══ ENTRIES

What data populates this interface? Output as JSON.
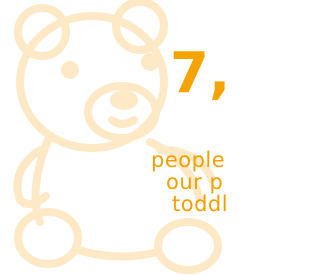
{
  "headline": {
    "number": "7,"
  },
  "caption": {
    "lines": [
      "people",
      "our p",
      "toddl"
    ]
  }
}
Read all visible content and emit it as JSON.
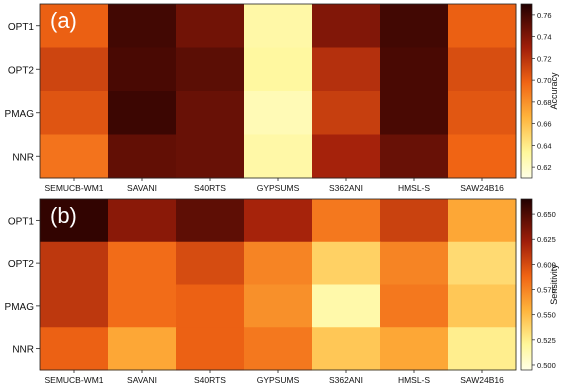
{
  "chart_data": [
    {
      "type": "heatmap",
      "panel_label": "(a)",
      "categories": [
        "SEMUCB-WM1",
        "SAVANI",
        "S40RTS",
        "GYPSUMS",
        "S362ANI",
        "HMSL-S",
        "SAW24B16"
      ],
      "rows": [
        "OPT1",
        "OPT2",
        "PMAG",
        "NNR"
      ],
      "values": [
        [
          0.7,
          0.76,
          0.745,
          0.63,
          0.74,
          0.76,
          0.7
        ],
        [
          0.712,
          0.758,
          0.752,
          0.632,
          0.722,
          0.758,
          0.708
        ],
        [
          0.705,
          0.762,
          0.748,
          0.625,
          0.715,
          0.758,
          0.704
        ],
        [
          0.692,
          0.75,
          0.748,
          0.63,
          0.728,
          0.748,
          0.698
        ]
      ],
      "colorbar": {
        "label": "Accuracy",
        "range": [
          0.61,
          0.77
        ],
        "ticks": [
          "0.62",
          "0.64",
          "0.66",
          "0.68",
          "0.70",
          "0.72",
          "0.74",
          "0.76"
        ]
      },
      "colormap": "afmhot_r"
    },
    {
      "type": "heatmap",
      "panel_label": "(b)",
      "categories": [
        "SEMUCB-WM1",
        "SAVANI",
        "S40RTS",
        "GYPSUMS",
        "S362ANI",
        "HMSL-S",
        "SAW24B16"
      ],
      "rows": [
        "OPT1",
        "OPT2",
        "PMAG",
        "NNR"
      ],
      "values": [
        [
          0.66,
          0.63,
          0.645,
          0.62,
          0.58,
          0.605,
          0.56
        ],
        [
          0.61,
          0.585,
          0.6,
          0.575,
          0.54,
          0.575,
          0.535
        ],
        [
          0.61,
          0.585,
          0.59,
          0.57,
          0.515,
          0.58,
          0.545
        ],
        [
          0.59,
          0.56,
          0.59,
          0.58,
          0.545,
          0.56,
          0.525
        ]
      ],
      "colorbar": {
        "label": "Sensitivity",
        "range": [
          0.495,
          0.665
        ],
        "ticks": [
          "0.500",
          "0.525",
          "0.550",
          "0.575",
          "0.600",
          "0.625",
          "0.650"
        ]
      },
      "colormap": "afmhot_r"
    }
  ]
}
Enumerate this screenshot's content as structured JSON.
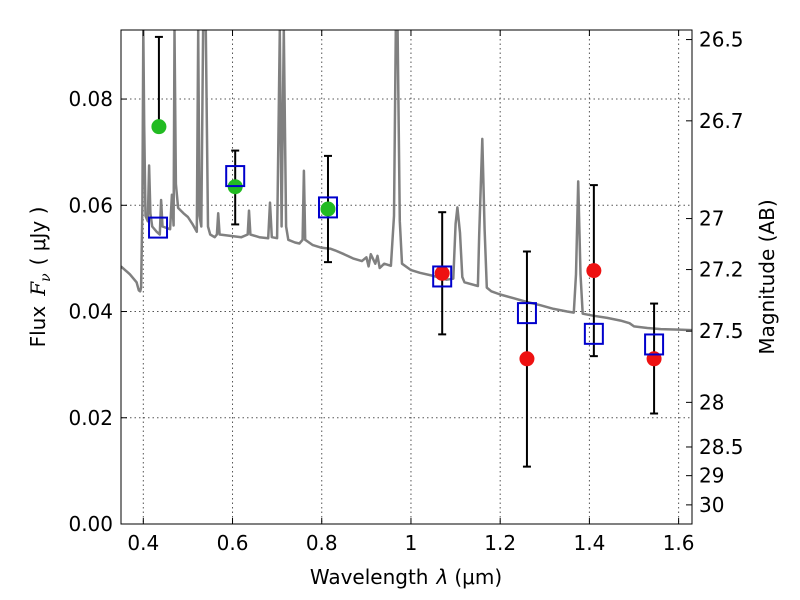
{
  "chart_data": {
    "type": "scatter",
    "xlabel_prefix": "Wavelength",
    "xlabel_symbol": "λ",
    "xlabel_unit": "(μm)",
    "ylabel_prefix": "Flux",
    "ylabel_symbol": "F",
    "ylabel_sub": "ν",
    "ylabel_unit": "( μJy )",
    "y2label": "Magnitude (AB)",
    "xlim": [
      0.35,
      1.63
    ],
    "ylim": [
      0.0,
      0.093
    ],
    "x_ticks": [
      0.4,
      0.6,
      0.8,
      1.0,
      1.2,
      1.4,
      1.6
    ],
    "x_tick_labels": [
      "0.4",
      "0.6",
      "0.8",
      "1",
      "1.2",
      "1.4",
      "1.6"
    ],
    "y_ticks": [
      0.0,
      0.02,
      0.04,
      0.06,
      0.08
    ],
    "y_tick_labels": [
      "0.00",
      "0.02",
      "0.04",
      "0.06",
      "0.08"
    ],
    "y2_ticks": [
      {
        "flux": 0.0912,
        "label": "26.5"
      },
      {
        "flux": 0.0759,
        "label": "26.7"
      },
      {
        "flux": 0.0575,
        "label": "27"
      },
      {
        "flux": 0.0479,
        "label": "27.2"
      },
      {
        "flux": 0.0363,
        "label": "27.5"
      },
      {
        "flux": 0.0229,
        "label": "28"
      },
      {
        "flux": 0.0145,
        "label": "28.5"
      },
      {
        "flux": 0.0091,
        "label": "29"
      },
      {
        "flux": 0.0036,
        "label": "30"
      }
    ],
    "grid": true,
    "colors": {
      "spectrum": "#808080",
      "model_photometry": "#0000cc",
      "optical_photometry": "#22bb22",
      "nir_photometry": "#ee1111",
      "errorbar": "#000000"
    },
    "series": [
      {
        "kind": "observed",
        "color": "#22bb22",
        "points": [
          {
            "x": 0.435,
            "y": 0.0748,
            "yerr_lo": 0.0748,
            "yerr_hi": 0.0917
          },
          {
            "x": 0.606,
            "y": 0.0635,
            "yerr_lo": 0.0564,
            "yerr_hi": 0.0703
          },
          {
            "x": 0.814,
            "y": 0.0593,
            "yerr_lo": 0.0493,
            "yerr_hi": 0.0693
          }
        ]
      },
      {
        "kind": "observed",
        "color": "#ee1111",
        "points": [
          {
            "x": 1.07,
            "y": 0.0472,
            "yerr_lo": 0.0357,
            "yerr_hi": 0.0587
          },
          {
            "x": 1.26,
            "y": 0.0311,
            "yerr_lo": 0.0108,
            "yerr_hi": 0.0513
          },
          {
            "x": 1.41,
            "y": 0.0477,
            "yerr_lo": 0.0316,
            "yerr_hi": 0.0638
          },
          {
            "x": 1.545,
            "y": 0.0311,
            "yerr_lo": 0.0208,
            "yerr_hi": 0.0415
          }
        ]
      },
      {
        "kind": "model",
        "color": "#0000cc",
        "points": [
          {
            "x": 0.433,
            "y": 0.0558
          },
          {
            "x": 0.606,
            "y": 0.0655
          },
          {
            "x": 0.814,
            "y": 0.0596
          },
          {
            "x": 1.07,
            "y": 0.0466
          },
          {
            "x": 1.26,
            "y": 0.0397
          },
          {
            "x": 1.41,
            "y": 0.0358
          },
          {
            "x": 1.545,
            "y": 0.0338
          }
        ]
      }
    ],
    "spectrum": [
      [
        0.35,
        0.0485
      ],
      [
        0.37,
        0.047
      ],
      [
        0.385,
        0.0455
      ],
      [
        0.39,
        0.044
      ],
      [
        0.393,
        0.0438
      ],
      [
        0.395,
        0.0445
      ],
      [
        0.398,
        0.06
      ],
      [
        0.4,
        0.093
      ],
      [
        0.402,
        0.075
      ],
      [
        0.405,
        0.058
      ],
      [
        0.41,
        0.057
      ],
      [
        0.413,
        0.0675
      ],
      [
        0.416,
        0.0585
      ],
      [
        0.42,
        0.056
      ],
      [
        0.43,
        0.055
      ],
      [
        0.437,
        0.0545
      ],
      [
        0.44,
        0.061
      ],
      [
        0.443,
        0.056
      ],
      [
        0.46,
        0.0555
      ],
      [
        0.464,
        0.062
      ],
      [
        0.468,
        0.0562
      ],
      [
        0.47,
        0.093
      ],
      [
        0.473,
        0.064
      ],
      [
        0.478,
        0.0595
      ],
      [
        0.49,
        0.0585
      ],
      [
        0.5,
        0.0578
      ],
      [
        0.51,
        0.0565
      ],
      [
        0.52,
        0.055
      ],
      [
        0.523,
        0.093
      ],
      [
        0.526,
        0.058
      ],
      [
        0.53,
        0.056
      ],
      [
        0.534,
        0.093
      ],
      [
        0.54,
        0.093
      ],
      [
        0.545,
        0.056
      ],
      [
        0.55,
        0.0545
      ],
      [
        0.56,
        0.054
      ],
      [
        0.565,
        0.0545
      ],
      [
        0.568,
        0.0585
      ],
      [
        0.571,
        0.0545
      ],
      [
        0.6,
        0.0542
      ],
      [
        0.62,
        0.054
      ],
      [
        0.634,
        0.0545
      ],
      [
        0.637,
        0.059
      ],
      [
        0.64,
        0.0545
      ],
      [
        0.66,
        0.054
      ],
      [
        0.68,
        0.0538
      ],
      [
        0.684,
        0.0605
      ],
      [
        0.688,
        0.054
      ],
      [
        0.7,
        0.0538
      ],
      [
        0.706,
        0.093
      ],
      [
        0.71,
        0.056
      ],
      [
        0.715,
        0.093
      ],
      [
        0.72,
        0.056
      ],
      [
        0.725,
        0.0535
      ],
      [
        0.74,
        0.053
      ],
      [
        0.75,
        0.0528
      ],
      [
        0.757,
        0.0535
      ],
      [
        0.76,
        0.0665
      ],
      [
        0.763,
        0.0535
      ],
      [
        0.78,
        0.0525
      ],
      [
        0.8,
        0.052
      ],
      [
        0.82,
        0.0518
      ],
      [
        0.83,
        0.0515
      ],
      [
        0.85,
        0.0508
      ],
      [
        0.87,
        0.05
      ],
      [
        0.89,
        0.0495
      ],
      [
        0.9,
        0.0502
      ],
      [
        0.905,
        0.0485
      ],
      [
        0.91,
        0.0508
      ],
      [
        0.92,
        0.049
      ],
      [
        0.925,
        0.0505
      ],
      [
        0.93,
        0.0482
      ],
      [
        0.94,
        0.049
      ],
      [
        0.955,
        0.0486
      ],
      [
        0.962,
        0.058
      ],
      [
        0.966,
        0.093
      ],
      [
        0.97,
        0.093
      ],
      [
        0.975,
        0.057
      ],
      [
        0.98,
        0.049
      ],
      [
        1.0,
        0.0478
      ],
      [
        1.02,
        0.0473
      ],
      [
        1.05,
        0.0467
      ],
      [
        1.08,
        0.046
      ],
      [
        1.095,
        0.0462
      ],
      [
        1.1,
        0.0565
      ],
      [
        1.104,
        0.0596
      ],
      [
        1.11,
        0.0548
      ],
      [
        1.115,
        0.0465
      ],
      [
        1.12,
        0.0455
      ],
      [
        1.15,
        0.0448
      ],
      [
        1.153,
        0.0545
      ],
      [
        1.16,
        0.0725
      ],
      [
        1.165,
        0.0555
      ],
      [
        1.17,
        0.0445
      ],
      [
        1.18,
        0.0438
      ],
      [
        1.2,
        0.0432
      ],
      [
        1.23,
        0.0425
      ],
      [
        1.26,
        0.0418
      ],
      [
        1.29,
        0.0412
      ],
      [
        1.32,
        0.0405
      ],
      [
        1.35,
        0.04
      ],
      [
        1.365,
        0.0398
      ],
      [
        1.37,
        0.047
      ],
      [
        1.375,
        0.0645
      ],
      [
        1.38,
        0.047
      ],
      [
        1.385,
        0.0396
      ],
      [
        1.41,
        0.0392
      ],
      [
        1.44,
        0.0388
      ],
      [
        1.47,
        0.0383
      ],
      [
        1.49,
        0.0378
      ],
      [
        1.5,
        0.0372
      ],
      [
        1.53,
        0.0369
      ],
      [
        1.56,
        0.0367
      ],
      [
        1.6,
        0.0366
      ],
      [
        1.63,
        0.0365
      ]
    ]
  }
}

════

* **WHAT IS NEEDED**:
Check every line of the data, and copy the ones that contain "JSON".

* **OUTPUT OF THE TASK**:
What data populates this interface? Output as JSON.
Read all visible content and emit it as JSON.
Enumerate this screenshot's content as structured JSON.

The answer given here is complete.